## Problem requirements
Transcribe the material word for word, but without the images.

## Data for the task
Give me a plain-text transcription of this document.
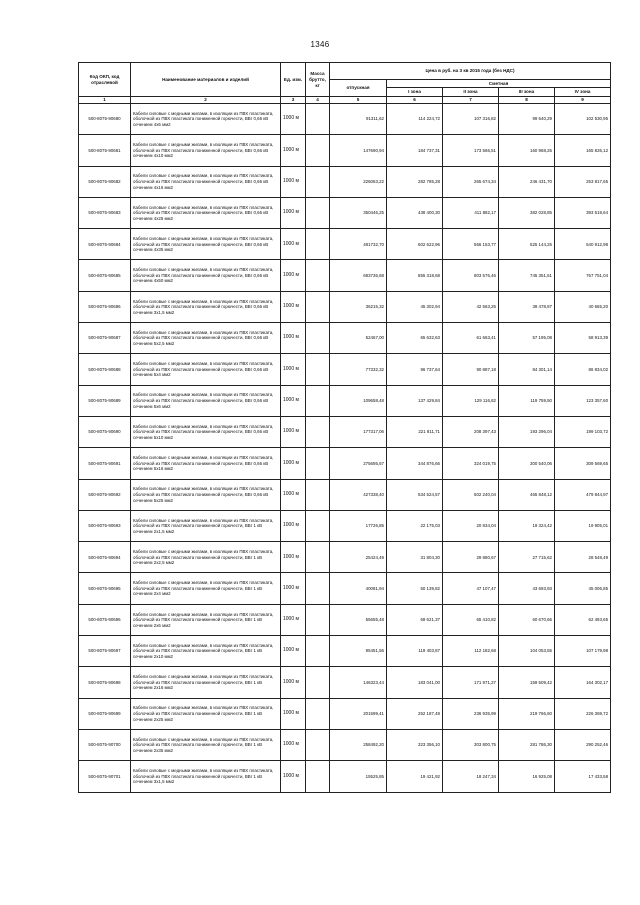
1346
Код ОКП, код отраслевой	Наименование материалов и изделий	Ед. изм.	Масса брутто, кг	Цена в руб. на 3 кв 2015 года (без НДС)				
				отпускная	Сметная			
					I зона	II зона	III зона	IV зона
1	2	3	4	5	6	7	8	9
500-8075-90680	Кабели силовые с медными жилами, в изоляции из ПВХ пластиката, оболочкой из ПВХ пластиката пониженной горючести, ВВг 0,66 кВ сечением 4х6 мм2	1000 м		91311,62	114 224,72	107 316,82	99 540,29	102 530,95
500-8075-90681	Кабели силовые с медными жилами, в изоляции из ПВХ пластиката, оболочкой из ПВХ пластиката пониженной горючести, ВВг 0,66 кВ сечением 4х10 мм2	1000 м		147690,94	184 737,31	173 566,51	160 968,25	165 826,12
500-8075-90682	Кабели силовые с медными жилами, в изоляции из ПВХ пластиката, оболочкой из ПВХ пластиката пониженной горючести, ВВг 0,66 кВ сечением 4х16 мм2	1000 м		226063,22	282 785,28	265 674,34	246 431,70	253 817,65
500-8075-90683	Кабели силовые с медными жилами, в изоляции из ПВХ пластиката, оболочкой из ПВХ пластиката пониженной горючести, ВВг 0,66 кВ сечением 4х25 мм2	1000 м		350446,25	438 400,30	411 882,17	382 028,85	393 519,64
500-8075-90684	Кабели силовые с медными жилами, в изоляции из ПВХ пластиката, оболочкой из ПВХ пластиката пониженной горючести, ВВг 0,66 кВ сечением 4х35 мм2	1000 м		481732,70	602 622,96	566 153,77	525 144,25	540 912,98
500-8075-90685	Кабели силовые с медными жилами, в изоляции из ПВХ пластиката, оболочкой из ПВХ пластиката пониженной горючести, ВВг 0,66 кВ сечением 4х50 мм2	1000 м		683736,68	855 318,68	803 576,46	745 351,61	767 751,04
500-8075-90686	Кабели силовые с медными жилами, в изоляции из ПВХ пластиката, оболочкой из ПВХ пластиката пониженной горючести, ВВг 0,66 кВ сечением 3х1,5 мм2	1000 м		36215,32	45 302,94	42 563,25	39 478,87	40 665,20
500-8075-90687	Кабели силовые с медными жилами, в изоляции из ПВХ пластиката, оболочкой из ПВХ пластиката пониженной горючести, ВВг 0,66 кВ сечением 5х2,5 мм2	1000 м		52467,00	65 632,63	61 663,41	57 195,08	58 913,39
500-8075-90688	Кабели силовые с медными жилами, в изоляции из ПВХ пластиката, оболочкой из ПВХ пластиката пониженной горючести, ВВг 0,66 кВ сечением 5х4 мм2	1000 м		77332,32	96 737,64	90 887,18	84 301,14	86 834,02
500-8075-90689	Кабели силовые с медными жилами, в изоляции из ПВХ пластиката, оболочкой из ПВХ пластиката пониженной горючести, ВВг 0,66 кВ сечением 5х6 мм2	1000 м		109658,48	137 429,84	129 116,82	119 759,50	123 357,60
500-8075-90690	Кабели силовые с медными жилами, в изоляции из ПВХ пластиката, оболочкой из ПВХ пластиката пониженной горючести, ВВг 0,66 кВ сечением 5х10 мм2	1000 м		177317,06	221 811,71	208 397,43	193 296,04	199 103,72
500-8075-90691	Кабели силовые с медными жилами, в изоляции из ПВХ пластиката, оболочкой из ПВХ пластиката пониженной горючести, ВВг 0,66 кВ сечением 5х16 мм2	1000 м		275695,67	344 876,66	324 019,75	300 540,06	309 569,65
500-8075-90692	Кабели силовые с медными жилами, в изоляции из ПВХ пластиката, оболочкой из ПВХ пластиката пониженной горючести, ВВг 0,66 кВ сечением 5х25 мм2	1000 м		427338,40	534 524,57	502 240,04	465 848,12	479 844,97
500-8075-90693	Кабели силовые с медными жилами, в изоляции из ПВХ пластиката, оболочкой из ПВХ пластиката пониженной горючести, ВВг 1 кВ сечением 2х1,5 мм2	1000 м		17726,85	22 175,03	20 834,04	19 324,42	19 905,01
500-8075-90694	Кабели силовые с медными жилами, в изоляции из ПВХ пластиката, оболочкой из ПВХ пластиката пониженной горючести, ВВг 1 кВ сечением 2х2,5 мм2	1000 м		25424,49	31 804,30	29 880,67	27 715,62	28 548,49
500-8075-90695	Кабели силовые с медными жилами, в изоляции из ПВХ пластиката, оболочкой из ПВХ пластиката пониженной горючести, ВВг 1 кВ сечением 2х4 мм2	1000 м		40081,94	50 139,82	47 107,47	43 693,93	45 006,85
500-8075-90696	Кабели силовые с медными жилами, в изоляции из ПВХ пластиката, оболочкой из ПВХ пластиката пониженной горючести, ВВг 1 кВ сечением 2х6 мм2	1000 м		55655,48	69 621,37	65 410,82	60 670,66	62 493,65
500-8075-90697	Кабели силовые с медными жилами, в изоляции из ПВХ пластиката, оболочкой из ПВХ пластиката пониженной горючести, ВВг 1 кВ сечением 2х10 мм2	1000 м		95451,56	119 403,87	112 182,68	104 053,55	107 179,98
500-8075-90698	Кабели силовые с медными жилами, в изоляции из ПВХ пластиката, оболочкой из ПВХ пластиката пониженной горючести, ВВг 1 кВ сечением 2х16 мм2	1000 м		146323,44	183 041,00	171 971,27	159 509,42	164 302,17
500-8075-90699	Кабели силовые с медными жилами, в изоляции из ПВХ пластиката, оболочкой из ПВХ пластиката пониженной горючести, ВВг 1 кВ сечением 2х25 мм2	1000 м		201599,41	252 187,48	236 935,99	219 766,60	226 369,72
500-8075-90700	Кабели силовые с медными жилами, в изоляции из ПВХ пластиката, оболочкой из ПВХ пластиката пониженной горючести, ВВг 1 кВ сечением 2х35 мм2	1000 м		258492,20	323 356,10	303 800,75	281 786,30	290 252,46
500-8075-90701	Кабели силовые с медными жилами, в изоляции из ПВХ пластиката, оболочкой из ПВХ пластиката пониженной горючести, ВВг 1 кВ сечением 3х1,5 мм2	1000 м		15525,85	19 421,92	18 247,34	16 925,08	17 433,58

## Output for this task
Give me a plain-text transcription of this document.
1346
Код ОКП, код отраслевой	Наименование материалов и изделий	Ед. изм.	Масса брутто, кг	Цена в руб. на 3 кв 2015 года (без НДС)				
				отпускная	Сметная			
					I зона	II зона	III зона	IV зона
1	2	3	4	5	6	7	8	9
500-8075-90680	Кабели силовые с медными жилами, в изоляции из ПВХ пластиката, оболочкой из ПВХ пластиката пониженной горючести, ВВг 0,66 кВ сечением 4х6 мм2	1000 м		91311,62	114 224,72	107 316,82	99 540,29	102 530,95
500-8075-90681	Кабели силовые с медными жилами, в изоляции из ПВХ пластиката, оболочкой из ПВХ пластиката пониженной горючести, ВВг 0,66 кВ сечением 4х10 мм2	1000 м		147690,94	184 737,31	173 566,51	160 968,25	165 826,12
500-8075-90682	Кабели силовые с медными жилами, в изоляции из ПВХ пластиката, оболочкой из ПВХ пластиката пониженной горючести, ВВг 0,66 кВ сечением 4х16 мм2	1000 м		226063,22	282 785,28	265 674,34	246 431,70	253 817,65
500-8075-90683	Кабели силовые с медными жилами, в изоляции из ПВХ пластиката, оболочкой из ПВХ пластиката пониженной горючести, ВВг 0,66 кВ сечением 4х25 мм2	1000 м		350446,25	438 400,30	411 882,17	382 028,85	393 519,64
500-8075-90684	Кабели силовые с медными жилами, в изоляции из ПВХ пластиката, оболочкой из ПВХ пластиката пониженной горючести, ВВг 0,66 кВ сечением 4х35 мм2	1000 м		481732,70	602 622,96	566 153,77	525 144,25	540 912,98
500-8075-90685	Кабели силовые с медными жилами, в изоляции из ПВХ пластиката, оболочкой из ПВХ пластиката пониженной горючести, ВВг 0,66 кВ сечением 4х50 мм2	1000 м		683736,68	855 318,68	803 576,46	745 351,61	767 751,04
500-8075-90686	Кабели силовые с медными жилами, в изоляции из ПВХ пластиката, оболочкой из ПВХ пластиката пониженной горючести, ВВг 0,66 кВ сечением 3х1,5 мм2	1000 м		36215,32	45 302,94	42 563,25	39 478,87	40 665,20
500-8075-90687	Кабели силовые с медными жилами, в изоляции из ПВХ пластиката, оболочкой из ПВХ пластиката пониженной горючести, ВВг 0,66 кВ сечением 5х2,5 мм2	1000 м		52467,00	65 632,63	61 663,41	57 195,08	58 913,39
500-8075-90688	Кабели силовые с медными жилами, в изоляции из ПВХ пластиката, оболочкой из ПВХ пластиката пониженной горючести, ВВг 0,66 кВ сечением 5х4 мм2	1000 м		77332,32	96 737,64	90 887,18	84 301,14	86 834,02
500-8075-90689	Кабели силовые с медными жилами, в изоляции из ПВХ пластиката, оболочкой из ПВХ пластиката пониженной горючести, ВВг 0,66 кВ сечением 5х6 мм2	1000 м		109658,48	137 429,84	129 116,82	119 759,50	123 357,60
500-8075-90690	Кабели силовые с медными жилами, в изоляции из ПВХ пластиката, оболочкой из ПВХ пластиката пониженной горючести, ВВг 0,66 кВ сечением 5х10 мм2	1000 м		177317,06	221 811,71	208 397,43	193 296,04	199 103,72
500-8075-90691	Кабели силовые с медными жилами, в изоляции из ПВХ пластиката, оболочкой из ПВХ пластиката пониженной горючести, ВВг 0,66 кВ сечением 5х16 мм2	1000 м		275695,67	344 876,66	324 019,75	300 540,06	309 569,65
500-8075-90692	Кабели силовые с медными жилами, в изоляции из ПВХ пластиката, оболочкой из ПВХ пластиката пониженной горючести, ВВг 0,66 кВ сечением 5х25 мм2	1000 м		427338,40	534 524,57	502 240,04	465 848,12	479 844,97
500-8075-90693	Кабели силовые с медными жилами, в изоляции из ПВХ пластиката, оболочкой из ПВХ пластиката пониженной горючести, ВВг 1 кВ сечением 2х1,5 мм2	1000 м		17726,85	22 175,03	20 834,04	19 324,42	19 905,01
500-8075-90694	Кабели силовые с медными жилами, в изоляции из ПВХ пластиката, оболочкой из ПВХ пластиката пониженной горючести, ВВг 1 кВ сечением 2х2,5 мм2	1000 м		25424,49	31 804,30	29 880,67	27 715,62	28 548,49
500-8075-90695	Кабели силовые с медными жилами, в изоляции из ПВХ пластиката, оболочкой из ПВХ пластиката пониженной горючести, ВВг 1 кВ сечением 2х4 мм2	1000 м		40081,94	50 139,82	47 107,47	43 693,93	45 006,85
500-8075-90696	Кабели силовые с медными жилами, в изоляции из ПВХ пластиката, оболочкой из ПВХ пластиката пониженной горючести, ВВг 1 кВ сечением 2х6 мм2	1000 м		55655,48	69 621,37	65 410,82	60 670,66	62 493,65
500-8075-90697	Кабели силовые с медными жилами, в изоляции из ПВХ пластиката, оболочкой из ПВХ пластиката пониженной горючести, ВВг 1 кВ сечением 2х10 мм2	1000 м		95451,56	119 403,87	112 182,68	104 053,55	107 179,98
500-8075-90698	Кабели силовые с медными жилами, в изоляции из ПВХ пластиката, оболочкой из ПВХ пластиката пониженной горючести, ВВг 1 кВ сечением 2х16 мм2	1000 м		146323,44	183 041,00	171 971,27	159 509,42	164 302,17
500-8075-90699	Кабели силовые с медными жилами, в изоляции из ПВХ пластиката, оболочкой из ПВХ пластиката пониженной горючести, ВВг 1 кВ сечением 2х25 мм2	1000 м		201599,41	252 187,48	236 935,99	219 766,60	226 369,72
500-8075-90700	Кабели силовые с медными жилами, в изоляции из ПВХ пластиката, оболочкой из ПВХ пластиката пониженной горючести, ВВг 1 кВ сечением 2х35 мм2	1000 м		258492,20	323 356,10	303 800,75	281 786,30	290 252,46
500-8075-90701	Кабели силовые с медными жилами, в изоляции из ПВХ пластиката, оболочкой из ПВХ пластиката пониженной горючести, ВВг 1 кВ сечением 3х1,5 мм2	1000 м		15525,85	19 421,92	18 247,34	16 925,08	17 433,58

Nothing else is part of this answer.